## Problem
Copy out every line containing the word "Hoss".

## Data records
════════════════════

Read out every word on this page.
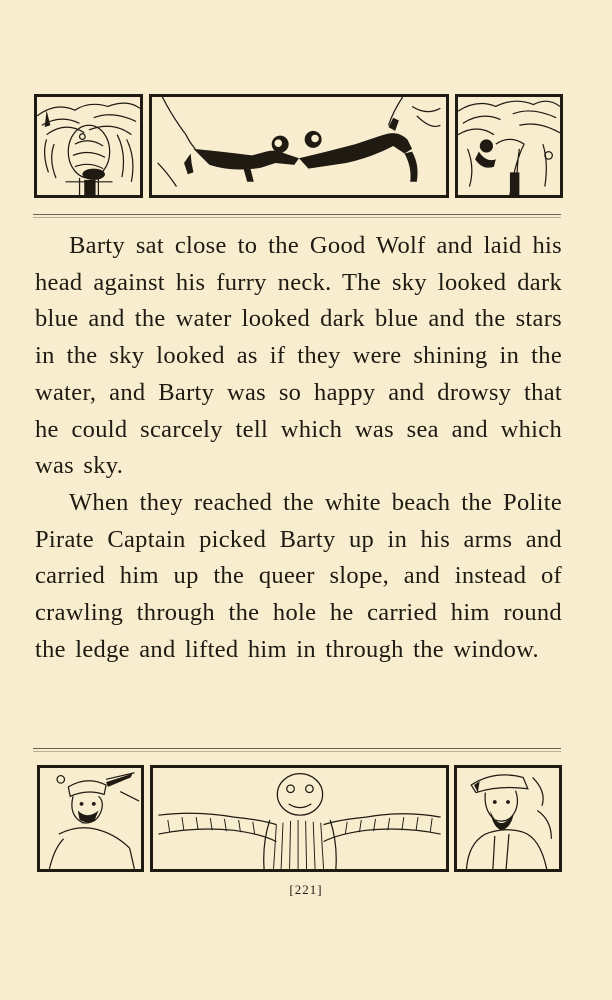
Barty sat close to the Good Wolf and laid his head against his furry neck. The sky looked dark blue and the water looked dark blue and the stars in the sky looked as if they were shining in the water, and Barty was so happy and drowsy that he could scarcely tell which was sea and which was sky.

When they reached the white beach the Polite Pirate Captain picked Barty up in his arms and carried him up the queer slope, and instead of crawling through the hole he carried him round the ledge and lifted him in through the window.

[221]
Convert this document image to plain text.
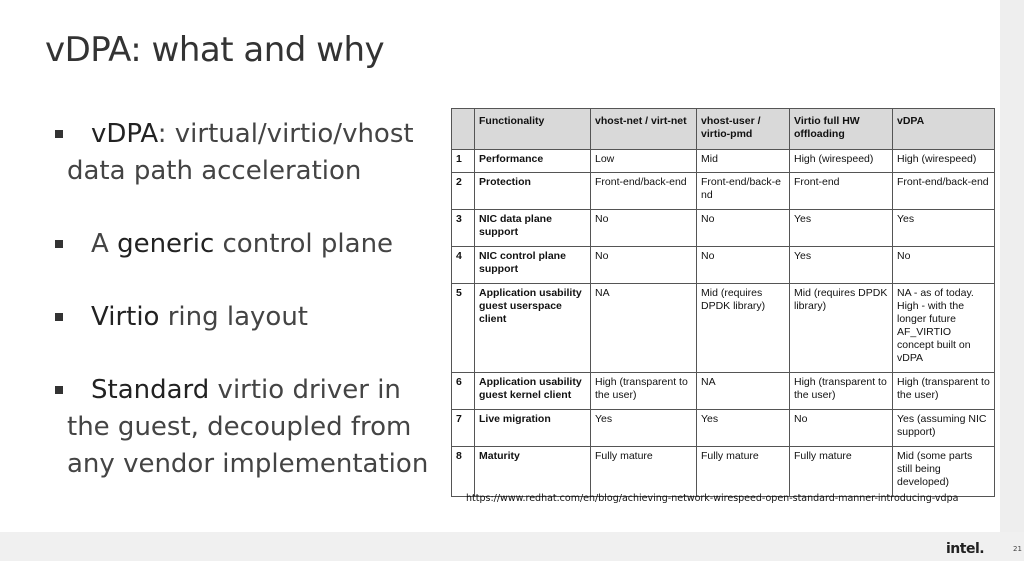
vDPA: what and why
vDPA: virtual/virtio/vhost data path acceleration
A generic control plane
Virtio ring layout
Standard virtio driver in the guest, decoupled from any vendor implementation
	Functionality	vhost-net / virt-net	vhost-user / virtio-pmd	Virtio full HW offloading	vDPA
1	Performance	Low	Mid	High (wirespeed)	High (wirespeed)
2	Protection	Front-end/back-end	Front-end/back-e nd	Front-end	Front-end/back-end
3	NIC data plane support	No	No	Yes	Yes
4	NIC control plane support	No	No	Yes	No
5	Application usability guest userspace client	NA	Mid (requires DPDK library)	Mid (requires DPDK library)	NA - as of today. High - with the longer future AF_VIRTIO concept built on vDPA
6	Application usability guest kernel client	High (transparent to the user)	NA	High (transparent to the user)	High (transparent to the user)
7	Live migration	Yes	Yes	No	Yes (assuming NIC support)
8	Maturity	Fully mature	Fully mature	Fully mature	Mid (some parts still being developed)
https://www.redhat.com/en/blog/achieving-network-wirespeed-open-standard-manner-introducing-vdpa
intel.	21
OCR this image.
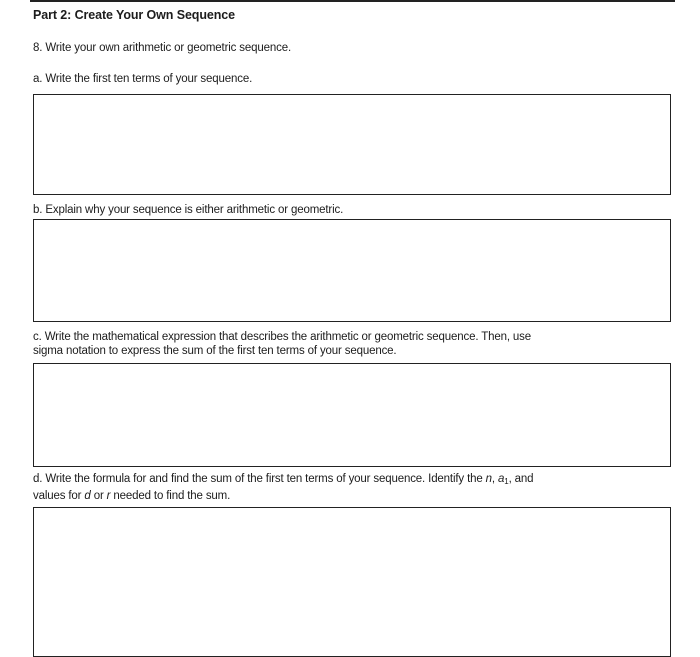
Part 2: Create Your Own Sequence
8. Write your own arithmetic or geometric sequence.
a. Write the first ten terms of your sequence.
b. Explain why your sequence is either arithmetic or geometric.
c. Write the mathematical expression that describes the arithmetic or geometric sequence. Then, use
sigma notation to express the sum of the first ten terms of your sequence.
d. Write the formula for and find the sum of the first ten terms of your sequence. Identify the n, $a_1$, and
values for d or r needed to find the sum.
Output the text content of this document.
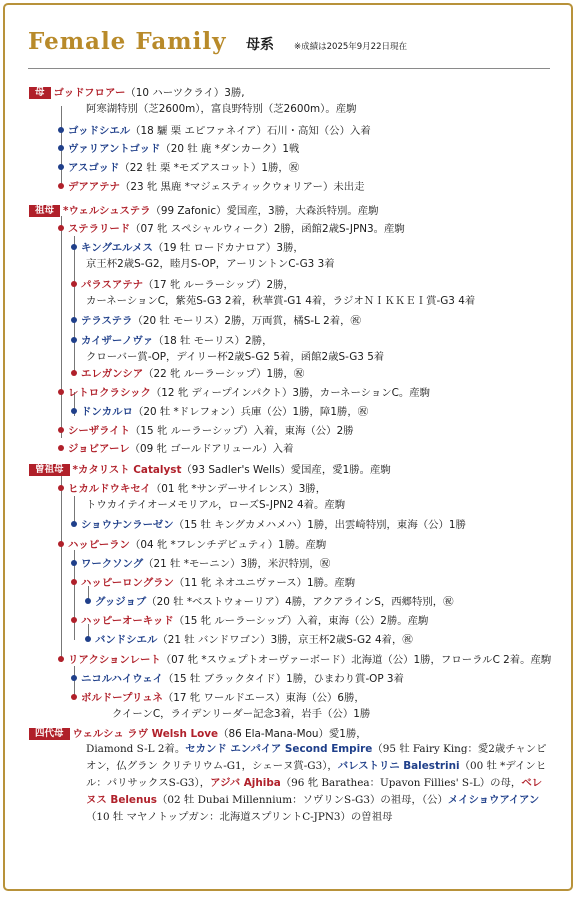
Female Family 母系 ※成績は2025年9月22日現在
母 ゴッドフロアー（10 ハーツクライ）3勝,
阿寒湖特別（芝2600m），富良野特別（芝2600m）。産駒
ゴッドシエル（18 驪 栗 エピファネイア）石川・高知（公）入着
ヴァリアントゴッド（20 牡 鹿 *ダンカーク）1戦
アスゴッド（22 牡 栗 *モズアスコット）1勝，㊗
デアアテナ（23 牝 黒鹿 *マジェスティックウォリアー）未出走
祖母 *ウェルシュステラ（99 Zafonic）愛国産，3勝，大森浜特別。産駒
ステラリード（07 牝 スペシャルウィーク）2勝，函館2歳S-JPN3。産駒
キングエルメス（19 牡 ロードカナロア）3勝，
京王杯2歳S-G2，睦月S-OP，アーリントンC-G3 3着
パラスアテナ（17 牝 ルーラーシップ）2勝，
カーネーションC，紫苑S-G3 2着，秋華賞-G1 4着，ラジオＮＩＫＫＥＩ賞-G3 4着
テラステラ（20 牡 モーリス）2勝，万両賞，橘S-L 2着，㊗
カイザーノヴァ（18 牡 モーリス）2勝，
クローバー賞-OP，デイリー杯2歳S-G2 5着，函館2歳S-G3 5着
エレガンシア（22 牝 ルーラーシップ）1勝，㊗
レトロクラシック（12 牝 ディープインパクト）3勝，カーネーションC。産駒
ドンカルロ（20 牡 *ドレフォン）兵庫（公）1勝，障1勝，㊗
シーザライト（15 牝 ルーラーシップ）入着，東海（公）2勝
ジョビアーレ（09 牝 ゴールドアリュール）入着
曽祖母 *カタリスト Catalyst（93 Sadler's Wells）愛国産，愛1勝。産駒
ヒカルドウキセイ（01 牝 *サンデーサイレンス）3勝，
トウカイテイオーメモリアル，ローズS-JPN2 4着。産駒
ショウナンラーゼン（15 牡 キングカメハメハ）1勝，出雲崎特別，東海（公）1勝
ハッピーラン（04 牝 *フレンチデピュティ）1勝。産駒
ワークソング（21 牡 *モーニン）3勝，米沢特別，㊗
ハッピーロングラン（11 牝 ネオユニヴァース）1勝。産駒
グッジョブ（20 牡 *ベストウォーリア）4勝，アクアラインS，西郷特別，㊗
ハッピーオーキッド（15 牝 ルーラーシップ）入着，東海（公）2勝。産駒
バンドシエル（21 牡 バンドワゴン）3勝，京王杯2歳S-G2 4着，㊗
リアクションレート（07 牝 *スウェプトオーヴァーボード）北海道（公）1勝，フローラルC 2着。産駒
ニコルハイウェイ（15 牡 ブラックタイド）1勝，ひまわり賞-OP 3着
ボルドープリュネ（17 牝 ワールドエース）東海（公）6勝，
クイーンC，ライデンリーダー記念3着，岩手（公）1勝
四代母 ウェルシュ ラヴ Welsh Love（86 Ela-Mana-Mou）愛1勝，
Diamond S-L 2着。セカンド エンパイア Second Empire（95 牡 Fairy King：愛2歳チャンピオン，仏グラン クリテリウム-G1，シェーヌ賞-G3），バレストリニ Balestrini（00 牡 *デインヒル：パリサックスS-G3），アジバ Ajhiba（96 牝 Barathea：Upavon Fillies' S-L）の母，ベレヌス Belenus（02 牡 Dubai Millennium：ソヴリンS-G3）の祖母，（公）メイショウアイアン（10 牡 マヤノトップガン：北海道スプリントC-JPN3）の曽祖母
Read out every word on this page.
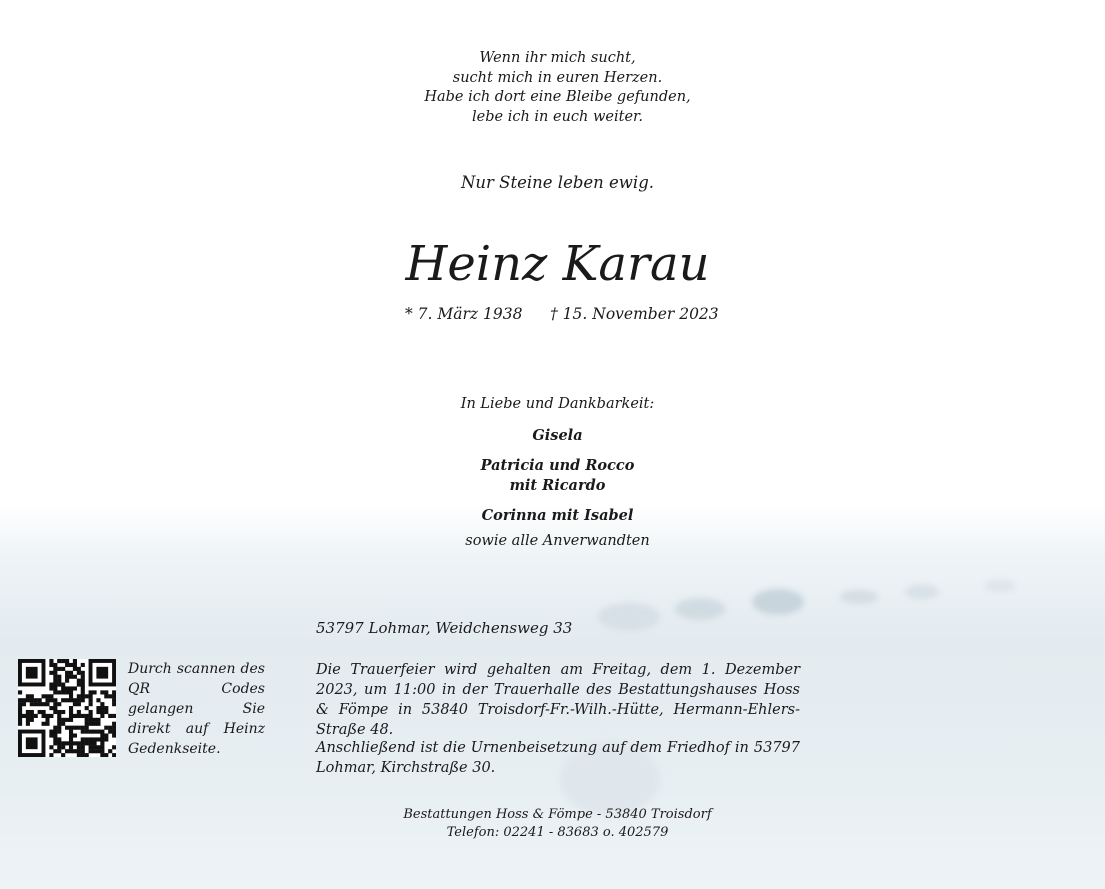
Wenn ihr mich sucht,
sucht mich in euren Herzen.
Habe ich dort eine Bleibe gefunden,
lebe ich in euch weiter.
Nur Steine leben ewig.
Heinz Karau
* 7. März 1938 † 15. November 2023
In Liebe und Dankbarkeit:
Gisela
Patricia und Rocco
mit Ricardo
Corinna mit Isabel
sowie alle Anverwandten
53797 Lohmar, Weidchensweg 33
Die Trauerfeier wird gehalten am Freitag, dem 1. Dezember 2023, um 11:00 in der Trauerhalle des Bestattungshauses Hoss & Fömpe in 53840 Troisdorf-Fr.-Wilh.-Hütte, Hermann-Ehlers-Straße 48.
Anschließend ist die Urnenbeisetzung auf dem Friedhof in 53797 Lohmar, Kirchstraße 30.
Bestattungen Hoss & Fömpe - 53840 Troisdorf
Telefon: 02241 - 83683 o. 402579
Durch scannen des QR Codes gelangen Sie direkt auf Heinz Gedenkseite.
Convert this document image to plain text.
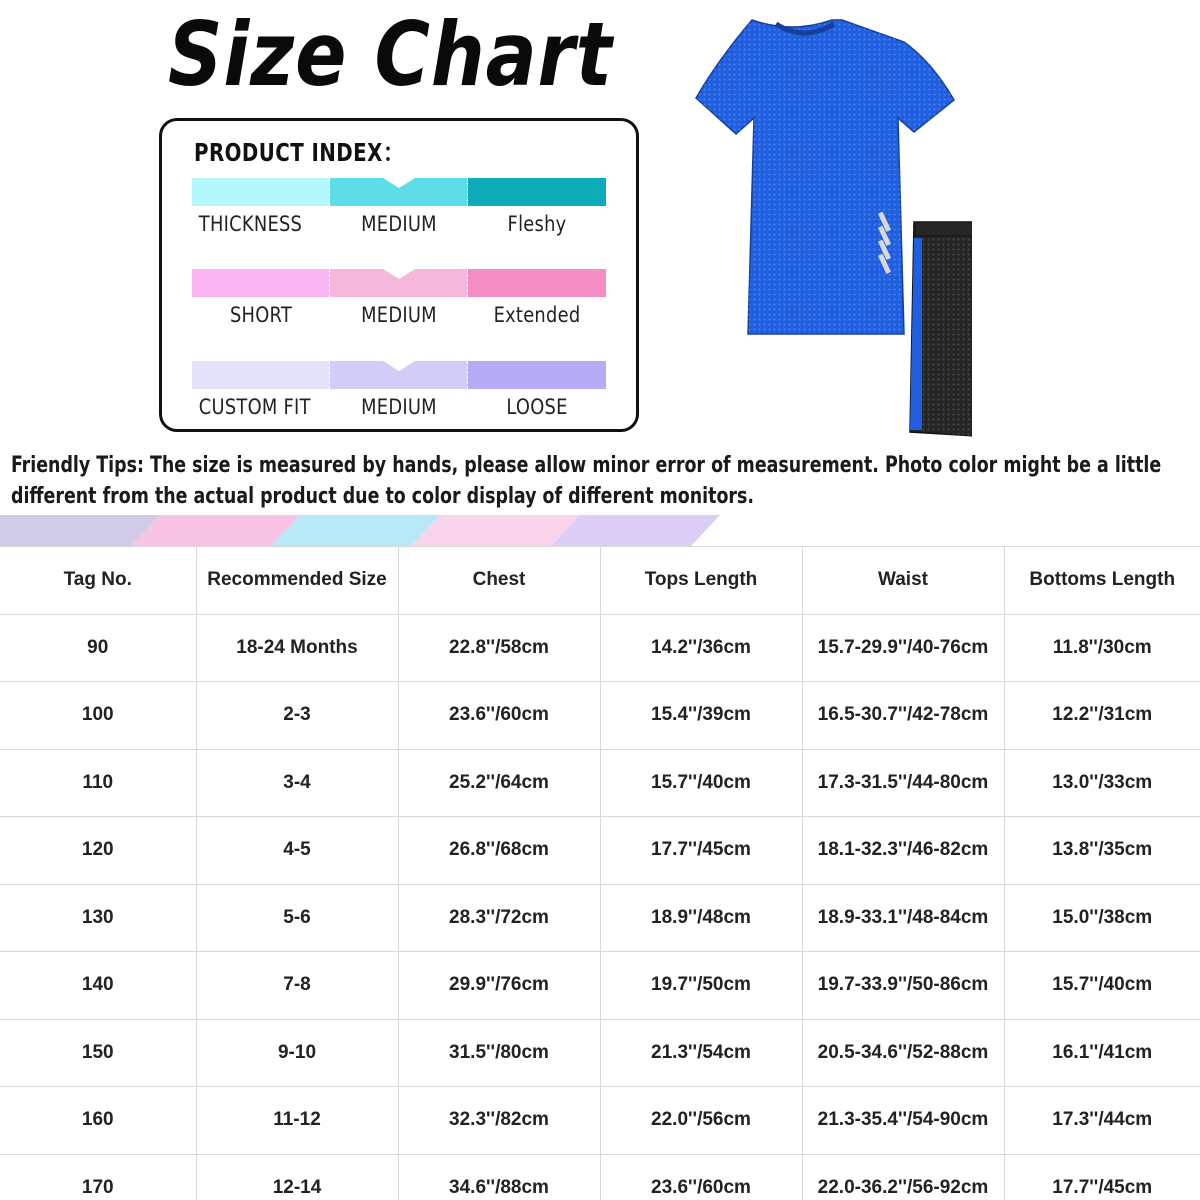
Size Chart
PRODUCT INDEX：
THICKNESS	MEDIUM	Fleshy
SHORT	MEDIUM	Extended
CUSTOM FIT	MEDIUM	LOOSE
Friendly Tips: The size is measured by hands, please allow minor error of measurement. Photo color might be a little different from the actual product due to color display of different monitors.
Tag No.	Recommended Size	Chest	Tops Length	Waist	Bottoms Length
90	18-24 Months	22.8''/58cm	14.2''/36cm	15.7-29.9''/40-76cm	11.8''/30cm
100	2-3	23.6''/60cm	15.4''/39cm	16.5-30.7''/42-78cm	12.2''/31cm
110	3-4	25.2''/64cm	15.7''/40cm	17.3-31.5''/44-80cm	13.0''/33cm
120	4-5	26.8''/68cm	17.7''/45cm	18.1-32.3''/46-82cm	13.8''/35cm
130	5-6	28.3''/72cm	18.9''/48cm	18.9-33.1''/48-84cm	15.0''/38cm
140	7-8	29.9''/76cm	19.7''/50cm	19.7-33.9''/50-86cm	15.7''/40cm
150	9-10	31.5''/80cm	21.3''/54cm	20.5-34.6''/52-88cm	16.1''/41cm
160	11-12	32.3''/82cm	22.0''/56cm	21.3-35.4''/54-90cm	17.3''/44cm
170	12-14	34.6''/88cm	23.6''/60cm	22.0-36.2''/56-92cm	17.7''/45cm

════════════════════

## Full response
Die Trauerfeier wird gehalten am Freitag, dem 1. Dezember 2023, um 11:00 in der Trauerhalle des Bestattungshauses Hoss & Fömpe in 53840 Troisdorf-Fr.-Wilh.-Hütte, Hermann-Ehlers-Straße 48.
Bestattungen Hoss & Fömpe - 53840 Troisdorf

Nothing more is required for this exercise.